## WRITTEN REQUEST
Copy each line with the word "JSON" in it.

## Figure content listings

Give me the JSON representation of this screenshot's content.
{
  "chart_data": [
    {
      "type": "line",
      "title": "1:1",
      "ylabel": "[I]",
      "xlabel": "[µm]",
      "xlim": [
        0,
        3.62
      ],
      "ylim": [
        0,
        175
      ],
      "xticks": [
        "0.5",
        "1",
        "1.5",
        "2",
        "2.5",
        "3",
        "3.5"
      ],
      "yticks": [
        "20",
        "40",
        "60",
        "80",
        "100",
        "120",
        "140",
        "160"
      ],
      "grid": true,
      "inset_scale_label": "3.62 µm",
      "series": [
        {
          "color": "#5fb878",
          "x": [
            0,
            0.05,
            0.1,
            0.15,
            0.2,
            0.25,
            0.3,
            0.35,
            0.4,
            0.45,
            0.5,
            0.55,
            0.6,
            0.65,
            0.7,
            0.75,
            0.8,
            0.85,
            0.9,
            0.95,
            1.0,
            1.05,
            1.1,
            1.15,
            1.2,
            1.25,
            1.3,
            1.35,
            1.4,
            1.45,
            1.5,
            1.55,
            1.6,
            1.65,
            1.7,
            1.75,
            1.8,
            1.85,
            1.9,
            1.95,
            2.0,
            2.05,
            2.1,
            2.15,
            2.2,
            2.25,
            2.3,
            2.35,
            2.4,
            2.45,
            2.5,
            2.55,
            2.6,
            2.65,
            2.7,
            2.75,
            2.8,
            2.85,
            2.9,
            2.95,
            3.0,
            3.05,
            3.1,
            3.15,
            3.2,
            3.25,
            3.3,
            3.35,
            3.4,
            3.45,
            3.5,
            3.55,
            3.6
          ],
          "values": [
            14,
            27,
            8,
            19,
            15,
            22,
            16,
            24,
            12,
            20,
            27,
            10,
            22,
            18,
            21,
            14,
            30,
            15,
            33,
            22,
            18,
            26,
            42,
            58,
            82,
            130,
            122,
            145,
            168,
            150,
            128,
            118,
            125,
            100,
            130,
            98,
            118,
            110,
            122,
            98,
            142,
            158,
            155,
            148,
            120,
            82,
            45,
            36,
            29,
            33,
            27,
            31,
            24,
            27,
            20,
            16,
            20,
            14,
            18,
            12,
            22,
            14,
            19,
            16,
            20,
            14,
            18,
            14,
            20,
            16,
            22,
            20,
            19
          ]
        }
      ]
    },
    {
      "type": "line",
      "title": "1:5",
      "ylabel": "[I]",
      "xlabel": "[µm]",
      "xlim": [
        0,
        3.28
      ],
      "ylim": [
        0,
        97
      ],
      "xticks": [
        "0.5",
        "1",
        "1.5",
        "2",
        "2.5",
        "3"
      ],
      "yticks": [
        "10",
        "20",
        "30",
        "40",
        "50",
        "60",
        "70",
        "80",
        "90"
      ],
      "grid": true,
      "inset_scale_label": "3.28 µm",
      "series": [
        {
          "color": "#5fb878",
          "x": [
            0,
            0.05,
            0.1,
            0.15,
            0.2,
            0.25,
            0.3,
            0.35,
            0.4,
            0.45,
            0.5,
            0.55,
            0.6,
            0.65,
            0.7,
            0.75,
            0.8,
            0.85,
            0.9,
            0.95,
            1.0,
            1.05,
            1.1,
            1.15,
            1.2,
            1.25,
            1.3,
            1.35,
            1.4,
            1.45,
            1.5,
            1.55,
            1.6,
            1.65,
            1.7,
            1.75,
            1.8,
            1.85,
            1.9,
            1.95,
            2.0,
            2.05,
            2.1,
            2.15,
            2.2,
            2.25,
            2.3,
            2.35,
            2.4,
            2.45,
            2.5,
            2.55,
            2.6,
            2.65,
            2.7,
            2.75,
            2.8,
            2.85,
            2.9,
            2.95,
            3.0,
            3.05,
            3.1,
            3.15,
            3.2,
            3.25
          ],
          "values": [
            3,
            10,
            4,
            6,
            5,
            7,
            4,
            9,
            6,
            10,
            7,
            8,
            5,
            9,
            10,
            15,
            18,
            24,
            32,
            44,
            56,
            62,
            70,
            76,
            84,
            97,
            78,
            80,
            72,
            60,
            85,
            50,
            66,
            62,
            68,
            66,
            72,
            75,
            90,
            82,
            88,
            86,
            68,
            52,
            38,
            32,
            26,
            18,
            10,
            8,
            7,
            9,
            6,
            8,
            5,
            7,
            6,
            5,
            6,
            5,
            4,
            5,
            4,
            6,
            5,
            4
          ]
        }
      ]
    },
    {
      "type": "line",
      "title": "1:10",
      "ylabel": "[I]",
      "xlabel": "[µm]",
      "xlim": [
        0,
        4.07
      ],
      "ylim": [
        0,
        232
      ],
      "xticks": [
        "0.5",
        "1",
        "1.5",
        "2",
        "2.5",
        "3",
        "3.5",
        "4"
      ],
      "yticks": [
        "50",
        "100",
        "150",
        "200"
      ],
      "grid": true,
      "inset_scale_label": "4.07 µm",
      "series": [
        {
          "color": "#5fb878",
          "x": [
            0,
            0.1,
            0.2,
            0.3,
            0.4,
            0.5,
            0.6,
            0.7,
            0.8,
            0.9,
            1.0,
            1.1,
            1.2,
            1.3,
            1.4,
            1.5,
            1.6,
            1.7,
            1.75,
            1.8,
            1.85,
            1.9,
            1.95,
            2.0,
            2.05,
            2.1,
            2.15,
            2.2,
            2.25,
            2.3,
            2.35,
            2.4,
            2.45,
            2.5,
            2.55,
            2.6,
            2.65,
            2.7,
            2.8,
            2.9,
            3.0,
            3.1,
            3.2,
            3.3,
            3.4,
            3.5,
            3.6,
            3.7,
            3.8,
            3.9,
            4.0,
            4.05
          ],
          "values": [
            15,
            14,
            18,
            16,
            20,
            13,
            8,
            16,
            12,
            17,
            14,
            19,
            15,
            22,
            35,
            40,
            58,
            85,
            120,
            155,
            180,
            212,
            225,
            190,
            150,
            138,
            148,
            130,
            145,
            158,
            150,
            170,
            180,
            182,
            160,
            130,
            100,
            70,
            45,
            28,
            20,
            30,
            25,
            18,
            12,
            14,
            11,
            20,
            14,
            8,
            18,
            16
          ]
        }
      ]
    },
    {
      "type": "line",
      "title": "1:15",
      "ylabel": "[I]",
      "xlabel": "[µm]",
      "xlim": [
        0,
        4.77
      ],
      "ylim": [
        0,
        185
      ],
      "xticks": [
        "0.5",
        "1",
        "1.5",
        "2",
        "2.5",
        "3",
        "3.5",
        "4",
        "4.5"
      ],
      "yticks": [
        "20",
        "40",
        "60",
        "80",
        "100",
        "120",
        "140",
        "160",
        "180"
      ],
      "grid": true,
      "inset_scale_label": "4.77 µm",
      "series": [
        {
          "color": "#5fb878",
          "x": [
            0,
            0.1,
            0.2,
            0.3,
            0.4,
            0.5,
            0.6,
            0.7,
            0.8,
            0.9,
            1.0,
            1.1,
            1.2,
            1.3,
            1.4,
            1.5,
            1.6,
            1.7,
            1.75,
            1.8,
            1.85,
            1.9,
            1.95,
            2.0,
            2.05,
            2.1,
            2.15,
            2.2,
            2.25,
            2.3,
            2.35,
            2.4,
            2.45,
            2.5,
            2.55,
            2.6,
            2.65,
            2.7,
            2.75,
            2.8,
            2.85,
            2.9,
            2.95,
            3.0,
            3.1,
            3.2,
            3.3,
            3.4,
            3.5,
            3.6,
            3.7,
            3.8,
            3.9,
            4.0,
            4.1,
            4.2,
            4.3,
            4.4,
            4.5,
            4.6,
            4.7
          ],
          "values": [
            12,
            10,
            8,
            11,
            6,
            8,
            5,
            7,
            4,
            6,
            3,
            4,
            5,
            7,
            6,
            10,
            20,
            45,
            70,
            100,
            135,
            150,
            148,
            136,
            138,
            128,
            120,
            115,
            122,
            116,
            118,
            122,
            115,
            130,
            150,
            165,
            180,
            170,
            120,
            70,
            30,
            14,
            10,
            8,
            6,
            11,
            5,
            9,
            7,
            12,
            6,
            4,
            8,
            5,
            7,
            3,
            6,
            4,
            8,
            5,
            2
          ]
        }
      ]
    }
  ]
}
...
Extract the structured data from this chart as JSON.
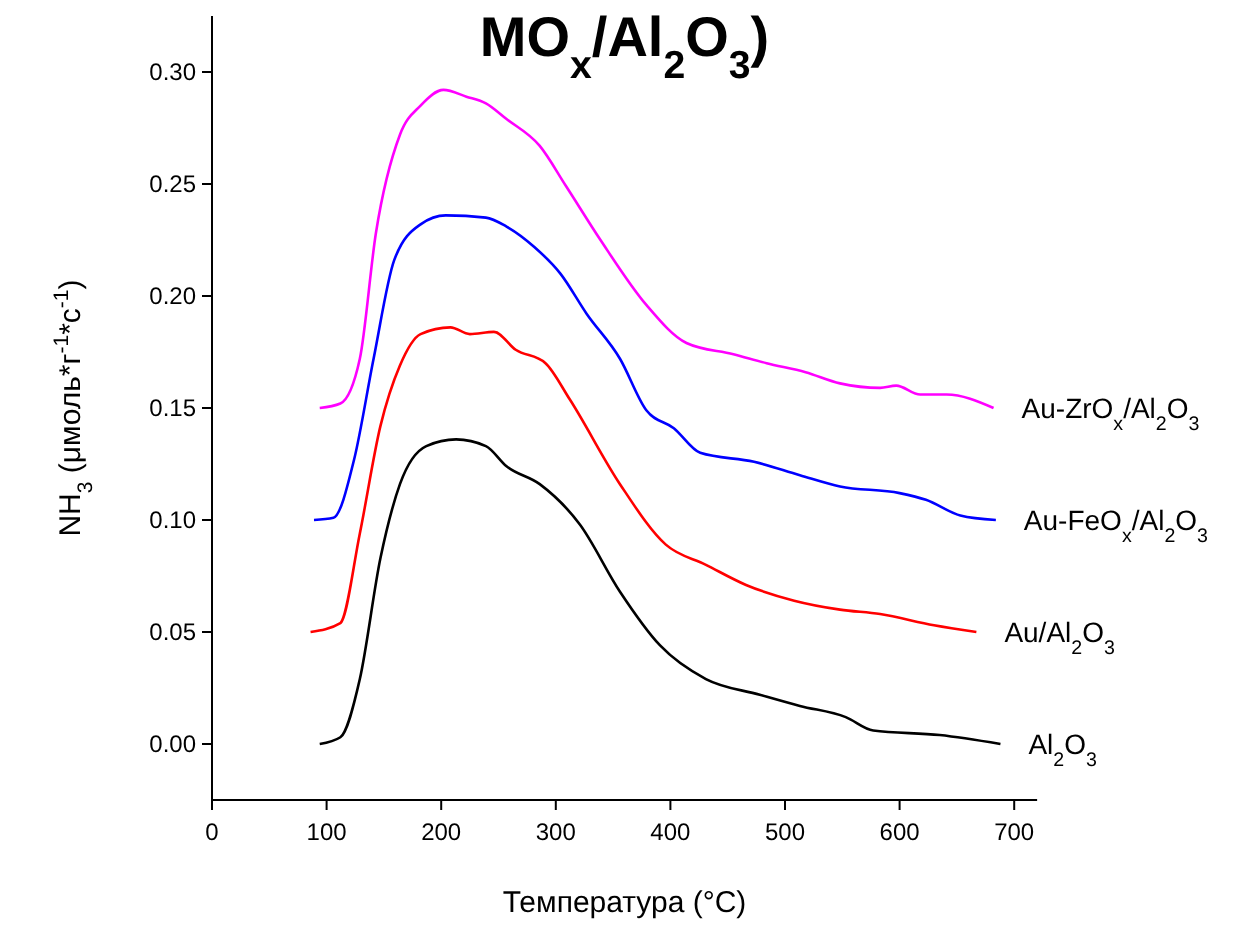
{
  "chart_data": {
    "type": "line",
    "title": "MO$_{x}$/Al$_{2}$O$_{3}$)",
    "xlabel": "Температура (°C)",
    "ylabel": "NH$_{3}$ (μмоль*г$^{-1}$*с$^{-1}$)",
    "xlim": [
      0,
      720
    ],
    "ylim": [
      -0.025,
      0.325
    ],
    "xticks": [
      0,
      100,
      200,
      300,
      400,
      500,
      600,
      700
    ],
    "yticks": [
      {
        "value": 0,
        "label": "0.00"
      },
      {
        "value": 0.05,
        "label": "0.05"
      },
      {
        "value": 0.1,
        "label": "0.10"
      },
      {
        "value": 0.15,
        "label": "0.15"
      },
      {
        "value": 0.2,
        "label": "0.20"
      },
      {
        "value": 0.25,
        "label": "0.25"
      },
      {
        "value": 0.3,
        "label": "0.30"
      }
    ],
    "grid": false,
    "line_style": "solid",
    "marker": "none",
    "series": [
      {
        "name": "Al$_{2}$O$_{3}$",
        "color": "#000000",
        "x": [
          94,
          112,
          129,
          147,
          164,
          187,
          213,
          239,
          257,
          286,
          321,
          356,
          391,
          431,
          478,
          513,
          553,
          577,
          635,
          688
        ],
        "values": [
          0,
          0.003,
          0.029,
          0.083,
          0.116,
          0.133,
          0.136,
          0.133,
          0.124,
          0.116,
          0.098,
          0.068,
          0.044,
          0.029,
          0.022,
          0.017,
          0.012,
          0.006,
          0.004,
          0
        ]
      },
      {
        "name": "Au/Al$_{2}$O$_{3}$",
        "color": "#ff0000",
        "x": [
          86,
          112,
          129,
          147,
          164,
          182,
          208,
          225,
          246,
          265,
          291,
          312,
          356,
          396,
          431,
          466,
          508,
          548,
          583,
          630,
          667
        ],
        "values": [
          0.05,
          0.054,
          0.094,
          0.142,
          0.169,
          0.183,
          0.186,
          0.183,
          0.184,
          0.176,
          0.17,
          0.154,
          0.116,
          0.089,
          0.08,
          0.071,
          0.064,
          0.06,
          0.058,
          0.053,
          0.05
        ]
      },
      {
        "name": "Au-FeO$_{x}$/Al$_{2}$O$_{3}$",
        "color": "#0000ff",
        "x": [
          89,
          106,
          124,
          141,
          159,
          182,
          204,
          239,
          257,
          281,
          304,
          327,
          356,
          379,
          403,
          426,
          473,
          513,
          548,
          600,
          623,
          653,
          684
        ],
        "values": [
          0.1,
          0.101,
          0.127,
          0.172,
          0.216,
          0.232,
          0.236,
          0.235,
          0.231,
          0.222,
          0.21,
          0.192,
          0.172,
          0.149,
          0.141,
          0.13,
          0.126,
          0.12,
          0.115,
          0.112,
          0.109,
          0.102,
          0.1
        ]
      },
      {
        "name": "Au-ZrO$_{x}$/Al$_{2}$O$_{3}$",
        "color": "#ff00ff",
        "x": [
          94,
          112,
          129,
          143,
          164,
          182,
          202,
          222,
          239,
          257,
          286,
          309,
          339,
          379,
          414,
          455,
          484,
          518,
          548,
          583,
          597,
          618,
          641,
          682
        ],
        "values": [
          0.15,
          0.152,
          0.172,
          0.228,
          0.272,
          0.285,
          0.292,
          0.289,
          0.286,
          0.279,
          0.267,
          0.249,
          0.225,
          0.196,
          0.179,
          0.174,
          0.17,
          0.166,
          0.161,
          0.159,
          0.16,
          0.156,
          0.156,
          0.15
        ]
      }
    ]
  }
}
--
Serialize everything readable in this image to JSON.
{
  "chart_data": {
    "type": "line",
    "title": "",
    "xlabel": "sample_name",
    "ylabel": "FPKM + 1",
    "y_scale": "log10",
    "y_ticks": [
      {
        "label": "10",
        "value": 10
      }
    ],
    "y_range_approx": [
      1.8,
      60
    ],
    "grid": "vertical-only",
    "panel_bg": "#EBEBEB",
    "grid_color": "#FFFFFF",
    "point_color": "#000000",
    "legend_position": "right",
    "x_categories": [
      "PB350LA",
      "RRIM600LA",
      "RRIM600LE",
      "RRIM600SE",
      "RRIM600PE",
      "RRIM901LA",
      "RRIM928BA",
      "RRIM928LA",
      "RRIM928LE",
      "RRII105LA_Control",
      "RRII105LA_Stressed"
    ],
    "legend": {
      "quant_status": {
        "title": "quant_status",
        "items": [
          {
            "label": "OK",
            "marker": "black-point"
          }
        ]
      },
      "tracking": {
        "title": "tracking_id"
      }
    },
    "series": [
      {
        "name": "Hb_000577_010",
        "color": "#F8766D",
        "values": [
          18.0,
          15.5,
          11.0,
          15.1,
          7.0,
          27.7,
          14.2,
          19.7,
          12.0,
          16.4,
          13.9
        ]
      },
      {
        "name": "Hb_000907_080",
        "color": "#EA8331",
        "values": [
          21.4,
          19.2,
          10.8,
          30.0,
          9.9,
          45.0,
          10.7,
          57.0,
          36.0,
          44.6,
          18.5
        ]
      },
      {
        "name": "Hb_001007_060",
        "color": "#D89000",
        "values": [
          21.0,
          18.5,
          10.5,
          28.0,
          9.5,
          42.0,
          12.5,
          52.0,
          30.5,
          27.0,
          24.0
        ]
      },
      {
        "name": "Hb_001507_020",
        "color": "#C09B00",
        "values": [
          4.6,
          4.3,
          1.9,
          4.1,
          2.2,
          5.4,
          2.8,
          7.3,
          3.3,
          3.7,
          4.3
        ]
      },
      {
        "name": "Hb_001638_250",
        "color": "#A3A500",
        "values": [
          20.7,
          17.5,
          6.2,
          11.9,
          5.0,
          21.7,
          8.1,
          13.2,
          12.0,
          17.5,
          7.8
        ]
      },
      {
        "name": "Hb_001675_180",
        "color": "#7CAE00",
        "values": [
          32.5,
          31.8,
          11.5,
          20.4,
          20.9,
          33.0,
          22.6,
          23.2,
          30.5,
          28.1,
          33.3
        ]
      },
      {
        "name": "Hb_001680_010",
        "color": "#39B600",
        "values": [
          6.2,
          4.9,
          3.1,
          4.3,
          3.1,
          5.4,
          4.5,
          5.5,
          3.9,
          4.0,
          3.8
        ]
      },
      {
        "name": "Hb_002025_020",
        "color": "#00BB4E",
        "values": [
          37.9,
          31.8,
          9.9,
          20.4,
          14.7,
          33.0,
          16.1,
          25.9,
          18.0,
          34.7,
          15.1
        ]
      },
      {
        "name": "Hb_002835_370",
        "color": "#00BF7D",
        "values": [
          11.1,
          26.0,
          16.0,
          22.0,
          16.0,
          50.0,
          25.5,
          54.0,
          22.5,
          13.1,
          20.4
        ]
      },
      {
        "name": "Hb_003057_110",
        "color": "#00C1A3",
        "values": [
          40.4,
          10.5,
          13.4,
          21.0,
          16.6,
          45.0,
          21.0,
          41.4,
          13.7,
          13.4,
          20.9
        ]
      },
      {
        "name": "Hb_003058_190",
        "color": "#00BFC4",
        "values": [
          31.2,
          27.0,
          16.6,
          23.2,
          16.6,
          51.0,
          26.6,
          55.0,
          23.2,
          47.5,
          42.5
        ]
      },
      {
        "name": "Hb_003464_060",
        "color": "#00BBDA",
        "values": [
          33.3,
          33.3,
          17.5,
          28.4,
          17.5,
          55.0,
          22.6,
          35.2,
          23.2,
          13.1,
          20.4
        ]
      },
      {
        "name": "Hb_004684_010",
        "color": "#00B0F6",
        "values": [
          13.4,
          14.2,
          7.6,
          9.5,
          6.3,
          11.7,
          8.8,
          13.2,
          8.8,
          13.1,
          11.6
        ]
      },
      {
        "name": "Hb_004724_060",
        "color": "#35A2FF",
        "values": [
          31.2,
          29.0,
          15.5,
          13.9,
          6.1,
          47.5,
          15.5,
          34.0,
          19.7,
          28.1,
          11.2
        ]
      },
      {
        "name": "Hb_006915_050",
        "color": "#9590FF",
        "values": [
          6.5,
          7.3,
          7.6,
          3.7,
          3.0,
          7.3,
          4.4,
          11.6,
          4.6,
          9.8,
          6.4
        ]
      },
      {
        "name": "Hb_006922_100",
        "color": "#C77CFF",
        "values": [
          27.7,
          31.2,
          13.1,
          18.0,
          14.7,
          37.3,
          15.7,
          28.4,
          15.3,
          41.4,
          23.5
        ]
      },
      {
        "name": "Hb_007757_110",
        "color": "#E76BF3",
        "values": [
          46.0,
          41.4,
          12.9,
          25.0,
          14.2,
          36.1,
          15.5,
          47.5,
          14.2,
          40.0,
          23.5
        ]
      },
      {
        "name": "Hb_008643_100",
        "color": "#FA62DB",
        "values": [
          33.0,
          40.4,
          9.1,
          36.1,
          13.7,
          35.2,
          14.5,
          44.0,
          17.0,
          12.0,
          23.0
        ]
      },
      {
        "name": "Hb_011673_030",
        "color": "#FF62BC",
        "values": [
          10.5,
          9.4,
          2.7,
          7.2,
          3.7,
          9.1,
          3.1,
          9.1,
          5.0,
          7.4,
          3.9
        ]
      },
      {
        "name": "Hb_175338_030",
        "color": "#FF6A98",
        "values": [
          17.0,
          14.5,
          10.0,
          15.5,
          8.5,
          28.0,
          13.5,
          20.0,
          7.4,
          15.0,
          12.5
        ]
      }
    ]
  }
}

## ANSWER IN FULL
Give me the JSON representation of this screenshot's content.
Extract the structured data from this chart as JSON.
Serialize everything readable in this image to JSON.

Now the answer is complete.